WHAT THE TASK REQUIRES: Can you find the lines of the listing that include "Haversine" and copy every one?

[start]

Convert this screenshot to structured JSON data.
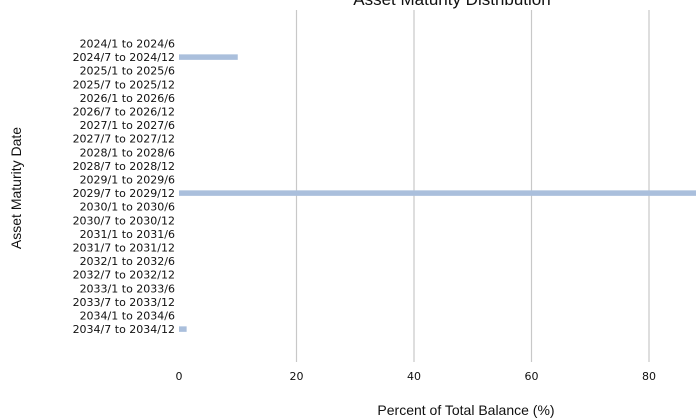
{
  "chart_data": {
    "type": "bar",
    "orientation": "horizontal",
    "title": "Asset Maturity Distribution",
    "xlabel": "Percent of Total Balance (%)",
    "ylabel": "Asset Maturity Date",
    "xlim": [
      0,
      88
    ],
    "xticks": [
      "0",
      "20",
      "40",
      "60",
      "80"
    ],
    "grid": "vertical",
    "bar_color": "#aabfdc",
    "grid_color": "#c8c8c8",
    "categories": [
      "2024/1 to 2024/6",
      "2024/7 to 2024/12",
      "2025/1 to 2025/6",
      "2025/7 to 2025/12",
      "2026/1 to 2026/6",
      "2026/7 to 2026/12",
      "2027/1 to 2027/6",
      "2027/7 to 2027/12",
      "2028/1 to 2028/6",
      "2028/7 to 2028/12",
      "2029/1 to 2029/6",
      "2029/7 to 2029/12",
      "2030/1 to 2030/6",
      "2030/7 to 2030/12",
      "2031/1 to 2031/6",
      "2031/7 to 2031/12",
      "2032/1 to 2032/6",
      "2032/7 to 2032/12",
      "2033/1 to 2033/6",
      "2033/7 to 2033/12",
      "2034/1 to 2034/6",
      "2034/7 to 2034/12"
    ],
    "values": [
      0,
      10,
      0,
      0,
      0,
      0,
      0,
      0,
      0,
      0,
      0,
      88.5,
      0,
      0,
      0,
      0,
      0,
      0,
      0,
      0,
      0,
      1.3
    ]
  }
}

[end]
[start]

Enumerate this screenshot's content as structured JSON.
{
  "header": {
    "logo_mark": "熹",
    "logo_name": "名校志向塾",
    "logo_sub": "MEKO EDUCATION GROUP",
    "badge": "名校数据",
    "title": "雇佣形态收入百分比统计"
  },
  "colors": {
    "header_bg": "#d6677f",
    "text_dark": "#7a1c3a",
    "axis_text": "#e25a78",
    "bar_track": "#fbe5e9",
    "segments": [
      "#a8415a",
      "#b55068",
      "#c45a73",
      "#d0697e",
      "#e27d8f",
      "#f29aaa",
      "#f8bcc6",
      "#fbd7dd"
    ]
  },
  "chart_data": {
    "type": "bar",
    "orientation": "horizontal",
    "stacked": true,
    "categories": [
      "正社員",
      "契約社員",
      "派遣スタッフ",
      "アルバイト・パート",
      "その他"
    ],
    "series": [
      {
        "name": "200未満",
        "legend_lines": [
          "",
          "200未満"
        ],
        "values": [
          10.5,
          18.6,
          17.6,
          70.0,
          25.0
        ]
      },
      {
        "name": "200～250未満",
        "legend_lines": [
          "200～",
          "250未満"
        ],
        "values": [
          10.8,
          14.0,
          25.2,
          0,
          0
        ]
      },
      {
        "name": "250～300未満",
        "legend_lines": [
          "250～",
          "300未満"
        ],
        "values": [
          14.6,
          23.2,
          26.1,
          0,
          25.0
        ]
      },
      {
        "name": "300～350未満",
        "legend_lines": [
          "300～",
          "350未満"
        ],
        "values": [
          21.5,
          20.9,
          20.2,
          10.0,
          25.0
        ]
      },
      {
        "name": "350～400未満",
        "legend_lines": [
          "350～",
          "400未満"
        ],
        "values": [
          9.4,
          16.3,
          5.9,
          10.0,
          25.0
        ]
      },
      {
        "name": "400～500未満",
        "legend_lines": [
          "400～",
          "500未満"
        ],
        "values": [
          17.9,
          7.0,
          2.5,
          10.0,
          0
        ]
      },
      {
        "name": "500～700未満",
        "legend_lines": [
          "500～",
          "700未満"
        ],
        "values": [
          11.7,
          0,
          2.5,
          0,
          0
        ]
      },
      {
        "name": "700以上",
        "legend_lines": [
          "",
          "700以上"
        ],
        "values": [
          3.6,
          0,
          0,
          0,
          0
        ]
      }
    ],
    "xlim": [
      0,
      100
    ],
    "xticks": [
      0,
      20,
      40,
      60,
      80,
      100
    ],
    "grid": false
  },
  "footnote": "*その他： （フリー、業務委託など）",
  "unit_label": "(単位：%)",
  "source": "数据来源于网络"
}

[end]
[start]

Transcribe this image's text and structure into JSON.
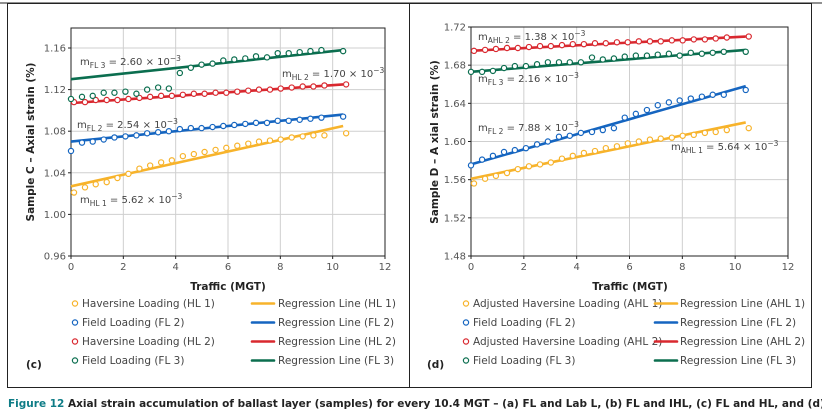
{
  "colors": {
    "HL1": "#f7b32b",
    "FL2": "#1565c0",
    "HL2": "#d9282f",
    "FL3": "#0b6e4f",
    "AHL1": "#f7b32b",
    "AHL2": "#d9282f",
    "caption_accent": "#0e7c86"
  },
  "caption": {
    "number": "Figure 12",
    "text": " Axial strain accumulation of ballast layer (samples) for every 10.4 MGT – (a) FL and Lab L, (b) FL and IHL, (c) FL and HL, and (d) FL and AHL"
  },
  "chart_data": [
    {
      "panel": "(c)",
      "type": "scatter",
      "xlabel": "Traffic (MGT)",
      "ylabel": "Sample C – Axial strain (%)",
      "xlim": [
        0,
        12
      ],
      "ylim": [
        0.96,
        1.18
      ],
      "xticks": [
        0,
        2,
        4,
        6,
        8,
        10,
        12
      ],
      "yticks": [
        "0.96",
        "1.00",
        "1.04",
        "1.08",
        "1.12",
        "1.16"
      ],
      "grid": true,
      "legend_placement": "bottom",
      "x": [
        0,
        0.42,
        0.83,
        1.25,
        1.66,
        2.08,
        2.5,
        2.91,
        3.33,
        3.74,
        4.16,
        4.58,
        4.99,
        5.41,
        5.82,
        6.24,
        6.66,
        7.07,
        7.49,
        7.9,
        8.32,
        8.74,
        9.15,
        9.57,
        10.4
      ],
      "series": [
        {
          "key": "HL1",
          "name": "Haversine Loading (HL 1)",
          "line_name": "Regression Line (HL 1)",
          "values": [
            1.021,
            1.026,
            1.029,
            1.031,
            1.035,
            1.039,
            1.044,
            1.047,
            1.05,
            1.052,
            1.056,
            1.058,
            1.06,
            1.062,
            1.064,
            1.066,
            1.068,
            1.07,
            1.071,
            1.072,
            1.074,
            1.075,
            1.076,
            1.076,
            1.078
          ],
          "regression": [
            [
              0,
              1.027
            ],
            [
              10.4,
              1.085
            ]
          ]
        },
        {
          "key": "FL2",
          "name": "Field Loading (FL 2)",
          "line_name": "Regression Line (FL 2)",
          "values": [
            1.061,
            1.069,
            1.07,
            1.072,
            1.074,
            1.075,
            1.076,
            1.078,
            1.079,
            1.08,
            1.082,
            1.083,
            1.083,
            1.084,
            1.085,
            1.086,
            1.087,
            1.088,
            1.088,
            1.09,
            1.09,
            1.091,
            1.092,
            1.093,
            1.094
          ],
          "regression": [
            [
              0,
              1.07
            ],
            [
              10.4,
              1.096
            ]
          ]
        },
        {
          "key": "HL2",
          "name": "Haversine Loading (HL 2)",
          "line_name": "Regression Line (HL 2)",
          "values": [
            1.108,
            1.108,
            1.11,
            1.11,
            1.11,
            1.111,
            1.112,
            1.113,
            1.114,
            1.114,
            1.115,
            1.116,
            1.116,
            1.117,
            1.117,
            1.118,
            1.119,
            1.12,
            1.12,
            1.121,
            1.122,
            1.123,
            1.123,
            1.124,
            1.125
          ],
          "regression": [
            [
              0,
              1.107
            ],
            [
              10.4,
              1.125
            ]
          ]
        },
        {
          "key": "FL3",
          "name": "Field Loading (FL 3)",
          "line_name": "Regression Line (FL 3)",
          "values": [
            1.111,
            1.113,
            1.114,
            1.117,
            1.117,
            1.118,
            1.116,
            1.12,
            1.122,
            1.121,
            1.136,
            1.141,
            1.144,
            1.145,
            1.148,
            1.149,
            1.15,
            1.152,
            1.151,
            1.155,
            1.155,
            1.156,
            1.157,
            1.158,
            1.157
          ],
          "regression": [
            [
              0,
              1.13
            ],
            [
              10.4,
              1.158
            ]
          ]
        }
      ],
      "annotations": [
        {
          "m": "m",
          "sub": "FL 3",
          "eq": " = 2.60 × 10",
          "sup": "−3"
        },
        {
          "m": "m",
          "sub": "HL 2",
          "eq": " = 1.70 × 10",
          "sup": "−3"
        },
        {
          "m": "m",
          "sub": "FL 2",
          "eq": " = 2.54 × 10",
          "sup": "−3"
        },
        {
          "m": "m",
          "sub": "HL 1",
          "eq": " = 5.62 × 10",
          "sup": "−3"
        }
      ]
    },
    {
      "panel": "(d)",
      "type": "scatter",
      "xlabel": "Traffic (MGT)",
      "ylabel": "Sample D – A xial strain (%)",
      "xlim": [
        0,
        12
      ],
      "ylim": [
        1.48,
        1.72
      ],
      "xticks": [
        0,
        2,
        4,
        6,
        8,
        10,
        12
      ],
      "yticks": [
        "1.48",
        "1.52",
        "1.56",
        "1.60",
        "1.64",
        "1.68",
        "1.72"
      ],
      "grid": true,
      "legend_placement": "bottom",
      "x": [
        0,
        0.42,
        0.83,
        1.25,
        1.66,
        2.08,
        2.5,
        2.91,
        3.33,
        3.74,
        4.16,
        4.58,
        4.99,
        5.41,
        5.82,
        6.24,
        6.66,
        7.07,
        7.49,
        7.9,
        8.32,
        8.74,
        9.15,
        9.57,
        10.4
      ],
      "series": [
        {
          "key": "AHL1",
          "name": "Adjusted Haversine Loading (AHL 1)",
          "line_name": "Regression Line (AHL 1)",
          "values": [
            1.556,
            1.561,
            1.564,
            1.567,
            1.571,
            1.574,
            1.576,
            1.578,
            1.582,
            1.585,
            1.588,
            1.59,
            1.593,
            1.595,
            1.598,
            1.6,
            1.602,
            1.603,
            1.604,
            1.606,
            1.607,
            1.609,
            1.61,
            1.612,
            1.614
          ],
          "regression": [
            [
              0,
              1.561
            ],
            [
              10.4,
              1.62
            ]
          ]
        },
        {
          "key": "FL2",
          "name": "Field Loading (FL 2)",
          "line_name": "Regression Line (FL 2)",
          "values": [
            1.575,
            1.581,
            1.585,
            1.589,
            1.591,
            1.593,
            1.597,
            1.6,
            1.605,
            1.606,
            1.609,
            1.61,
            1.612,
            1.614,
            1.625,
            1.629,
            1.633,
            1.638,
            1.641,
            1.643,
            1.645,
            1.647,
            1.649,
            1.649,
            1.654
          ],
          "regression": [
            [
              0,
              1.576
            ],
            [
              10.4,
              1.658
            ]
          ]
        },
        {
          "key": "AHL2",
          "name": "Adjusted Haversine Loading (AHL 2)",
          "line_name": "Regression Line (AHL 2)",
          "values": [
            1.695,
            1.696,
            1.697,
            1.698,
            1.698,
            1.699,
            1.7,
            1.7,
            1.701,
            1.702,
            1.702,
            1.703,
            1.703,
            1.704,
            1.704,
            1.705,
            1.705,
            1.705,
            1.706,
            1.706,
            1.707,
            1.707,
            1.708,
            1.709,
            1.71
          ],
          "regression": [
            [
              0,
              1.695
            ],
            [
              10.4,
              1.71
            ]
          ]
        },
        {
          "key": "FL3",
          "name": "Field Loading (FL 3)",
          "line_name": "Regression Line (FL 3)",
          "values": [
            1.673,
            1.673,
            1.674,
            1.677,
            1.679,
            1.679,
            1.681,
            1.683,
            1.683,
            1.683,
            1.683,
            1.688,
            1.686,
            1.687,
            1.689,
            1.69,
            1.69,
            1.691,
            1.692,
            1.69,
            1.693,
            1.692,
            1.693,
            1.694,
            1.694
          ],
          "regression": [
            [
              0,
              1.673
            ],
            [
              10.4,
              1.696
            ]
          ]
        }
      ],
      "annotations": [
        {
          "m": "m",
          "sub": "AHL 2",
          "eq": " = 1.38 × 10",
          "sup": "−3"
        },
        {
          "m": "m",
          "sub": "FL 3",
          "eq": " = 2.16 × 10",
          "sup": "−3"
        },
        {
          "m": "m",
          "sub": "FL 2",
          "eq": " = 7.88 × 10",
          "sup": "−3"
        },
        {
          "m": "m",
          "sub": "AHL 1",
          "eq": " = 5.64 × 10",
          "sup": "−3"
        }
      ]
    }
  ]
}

[end]

SOLVED PROBLEM:
          "name": "Haversine Loading (HL 1)",
          "name": "Haversine Loading (HL 2)",
          "name": "Adjusted Haversine Loading (AHL 1)",
          "name": "Adjusted Haversine Loading (AHL 2)",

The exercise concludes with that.